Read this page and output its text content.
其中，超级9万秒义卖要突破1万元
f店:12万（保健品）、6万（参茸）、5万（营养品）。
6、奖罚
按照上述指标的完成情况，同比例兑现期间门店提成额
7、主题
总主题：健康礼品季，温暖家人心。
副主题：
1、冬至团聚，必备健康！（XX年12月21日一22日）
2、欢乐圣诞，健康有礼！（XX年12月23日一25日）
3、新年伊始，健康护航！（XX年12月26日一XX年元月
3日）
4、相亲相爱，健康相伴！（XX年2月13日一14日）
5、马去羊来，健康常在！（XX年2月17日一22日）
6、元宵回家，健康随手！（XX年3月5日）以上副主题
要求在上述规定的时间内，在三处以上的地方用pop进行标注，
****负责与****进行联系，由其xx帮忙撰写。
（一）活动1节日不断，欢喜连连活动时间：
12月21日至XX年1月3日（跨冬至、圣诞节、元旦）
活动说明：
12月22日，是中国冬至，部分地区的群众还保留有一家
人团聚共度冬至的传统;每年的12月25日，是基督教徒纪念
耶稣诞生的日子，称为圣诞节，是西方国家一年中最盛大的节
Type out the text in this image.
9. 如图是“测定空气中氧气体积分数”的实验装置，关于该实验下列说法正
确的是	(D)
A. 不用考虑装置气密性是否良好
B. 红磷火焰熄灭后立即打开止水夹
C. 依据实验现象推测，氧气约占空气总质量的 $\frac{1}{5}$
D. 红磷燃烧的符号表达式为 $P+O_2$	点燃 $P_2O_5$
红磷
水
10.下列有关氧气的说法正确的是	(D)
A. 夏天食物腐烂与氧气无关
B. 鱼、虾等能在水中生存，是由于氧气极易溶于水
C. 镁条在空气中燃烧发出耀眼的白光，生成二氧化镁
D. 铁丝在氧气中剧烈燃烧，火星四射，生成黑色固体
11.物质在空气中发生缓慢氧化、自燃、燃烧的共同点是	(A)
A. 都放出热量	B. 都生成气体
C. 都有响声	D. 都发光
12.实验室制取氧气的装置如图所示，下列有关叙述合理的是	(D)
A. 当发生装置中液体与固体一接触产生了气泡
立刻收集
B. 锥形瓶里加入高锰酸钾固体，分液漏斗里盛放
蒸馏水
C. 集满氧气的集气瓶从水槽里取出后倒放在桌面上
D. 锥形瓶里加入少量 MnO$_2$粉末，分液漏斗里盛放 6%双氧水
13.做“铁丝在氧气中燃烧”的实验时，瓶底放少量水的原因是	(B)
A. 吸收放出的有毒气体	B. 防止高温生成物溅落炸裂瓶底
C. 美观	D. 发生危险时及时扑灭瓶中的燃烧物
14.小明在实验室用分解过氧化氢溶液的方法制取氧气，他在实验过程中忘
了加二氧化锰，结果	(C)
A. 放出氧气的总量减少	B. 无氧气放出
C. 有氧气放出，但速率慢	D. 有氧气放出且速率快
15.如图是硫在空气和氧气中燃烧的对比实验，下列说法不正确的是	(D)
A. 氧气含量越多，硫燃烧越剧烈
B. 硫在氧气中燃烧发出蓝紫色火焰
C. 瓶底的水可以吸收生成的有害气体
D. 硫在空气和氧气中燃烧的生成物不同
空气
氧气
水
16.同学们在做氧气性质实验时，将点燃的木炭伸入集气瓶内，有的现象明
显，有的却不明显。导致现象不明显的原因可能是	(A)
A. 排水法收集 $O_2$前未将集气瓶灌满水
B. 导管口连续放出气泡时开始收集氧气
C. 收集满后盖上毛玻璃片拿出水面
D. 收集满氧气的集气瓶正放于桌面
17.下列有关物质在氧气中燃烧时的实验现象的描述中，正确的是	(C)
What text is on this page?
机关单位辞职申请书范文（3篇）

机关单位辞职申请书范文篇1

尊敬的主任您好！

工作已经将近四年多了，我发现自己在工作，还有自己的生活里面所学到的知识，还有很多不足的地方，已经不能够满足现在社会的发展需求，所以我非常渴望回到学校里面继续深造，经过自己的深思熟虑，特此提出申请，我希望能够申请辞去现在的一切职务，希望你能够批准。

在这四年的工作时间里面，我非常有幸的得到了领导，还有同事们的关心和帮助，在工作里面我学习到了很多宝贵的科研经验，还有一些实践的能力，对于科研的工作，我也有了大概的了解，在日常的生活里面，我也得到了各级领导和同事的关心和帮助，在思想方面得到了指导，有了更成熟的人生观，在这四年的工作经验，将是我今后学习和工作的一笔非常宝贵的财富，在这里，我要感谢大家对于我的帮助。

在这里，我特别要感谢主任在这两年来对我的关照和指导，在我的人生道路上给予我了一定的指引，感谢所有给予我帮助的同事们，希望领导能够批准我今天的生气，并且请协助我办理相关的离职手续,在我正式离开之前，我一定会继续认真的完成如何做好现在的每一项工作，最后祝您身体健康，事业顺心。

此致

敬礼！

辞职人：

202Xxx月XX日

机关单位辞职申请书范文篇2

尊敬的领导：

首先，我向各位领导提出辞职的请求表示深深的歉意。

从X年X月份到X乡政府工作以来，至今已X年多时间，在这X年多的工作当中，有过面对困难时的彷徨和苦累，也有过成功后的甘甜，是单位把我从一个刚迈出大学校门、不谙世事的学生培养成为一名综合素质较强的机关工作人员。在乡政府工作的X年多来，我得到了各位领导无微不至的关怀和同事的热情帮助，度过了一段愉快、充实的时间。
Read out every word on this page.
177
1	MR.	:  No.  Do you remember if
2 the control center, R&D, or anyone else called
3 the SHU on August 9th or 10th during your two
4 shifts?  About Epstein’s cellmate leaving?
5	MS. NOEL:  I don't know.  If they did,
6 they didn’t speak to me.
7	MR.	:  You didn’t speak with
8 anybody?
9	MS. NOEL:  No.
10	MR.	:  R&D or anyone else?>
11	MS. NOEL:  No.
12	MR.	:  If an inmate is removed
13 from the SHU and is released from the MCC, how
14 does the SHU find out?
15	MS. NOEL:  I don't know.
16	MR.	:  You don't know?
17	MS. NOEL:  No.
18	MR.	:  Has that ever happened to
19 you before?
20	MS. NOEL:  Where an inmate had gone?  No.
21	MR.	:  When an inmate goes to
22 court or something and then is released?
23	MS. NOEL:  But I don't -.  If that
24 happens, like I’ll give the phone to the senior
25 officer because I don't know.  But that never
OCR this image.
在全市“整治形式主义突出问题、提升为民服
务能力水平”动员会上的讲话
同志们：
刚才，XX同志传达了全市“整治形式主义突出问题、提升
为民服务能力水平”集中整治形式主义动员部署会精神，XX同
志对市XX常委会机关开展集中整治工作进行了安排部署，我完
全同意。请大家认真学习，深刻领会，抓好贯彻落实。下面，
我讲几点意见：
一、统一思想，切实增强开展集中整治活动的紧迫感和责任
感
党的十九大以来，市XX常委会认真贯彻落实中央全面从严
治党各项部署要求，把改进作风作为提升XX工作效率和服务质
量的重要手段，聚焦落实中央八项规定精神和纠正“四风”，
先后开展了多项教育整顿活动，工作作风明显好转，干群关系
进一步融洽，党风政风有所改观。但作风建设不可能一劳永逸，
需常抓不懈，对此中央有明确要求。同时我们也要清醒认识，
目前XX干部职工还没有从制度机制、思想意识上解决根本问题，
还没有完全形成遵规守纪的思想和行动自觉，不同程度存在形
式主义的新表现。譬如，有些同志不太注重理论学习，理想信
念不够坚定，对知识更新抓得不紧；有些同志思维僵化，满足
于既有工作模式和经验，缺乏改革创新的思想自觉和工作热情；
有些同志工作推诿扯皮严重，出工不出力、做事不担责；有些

*****

● WORK TO BE COMPLETED:
Extract, exactly, the lines above that begin at the line containing "Read out every word on this page." and end at the final line of the records; add no other text.

● WRITTEN REPLY:
Read out every word on this page.
177
1	MR.	:  No.  Do you remember if
2 the control center, R&D, or anyone else called
3 the SHU on August 9th or 10th during your two
4 shifts?  About Epstein’s cellmate leaving?
5	MS. NOEL:  I don't know.  If they did,
6 they didn’t speak to me.
7	MR.	:  You didn’t speak with
8 anybody?
9	MS. NOEL:  No.
10	MR.	:  R&D or anyone else?>
11	MS. NOEL:  No.
12	MR.	:  If an inmate is removed
13 from the SHU and is released from the MCC, how
14 does the SHU find out?
15	MS. NOEL:  I don't know.
16	MR.	:  You don't know?
17	MS. NOEL:  No.
18	MR.	:  Has that ever happened to
19 you before?
20	MS. NOEL:  Where an inmate had gone?  No.
21	MR.	:  When an inmate goes to
22 court or something and then is released?
23	MS. NOEL:  But I don't -.  If that
24 happens, like I’ll give the phone to the senior
25 officer because I don't know.  But that never
OCR this image.
在全市“整治形式主义突出问题、提升为民服
务能力水平”动员会上的讲话
同志们：
刚才，XX同志传达了全市“整治形式主义突出问题、提升
为民服务能力水平”集中整治形式主义动员部署会精神，XX同
志对市XX常委会机关开展集中整治工作进行了安排部署，我完
全同意。请大家认真学习，深刻领会，抓好贯彻落实。下面，
我讲几点意见：
一、统一思想，切实增强开展集中整治活动的紧迫感和责任
感
党的十九大以来，市XX常委会认真贯彻落实中央全面从严
治党各项部署要求，把改进作风作为提升XX工作效率和服务质
量的重要手段，聚焦落实中央八项规定精神和纠正“四风”，
先后开展了多项教育整顿活动，工作作风明显好转，干群关系
进一步融洽，党风政风有所改观。但作风建设不可能一劳永逸，
需常抓不懈，对此中央有明确要求。同时我们也要清醒认识，
目前XX干部职工还没有从制度机制、思想意识上解决根本问题，
还没有完全形成遵规守纪的思想和行动自觉，不同程度存在形
式主义的新表现。譬如，有些同志不太注重理论学习，理想信
念不够坚定，对知识更新抓得不紧；有些同志思维僵化，满足
于既有工作模式和经验，缺乏改革创新的思想自觉和工作热情；
有些同志工作推诿扯皮严重，出工不出力、做事不担责；有些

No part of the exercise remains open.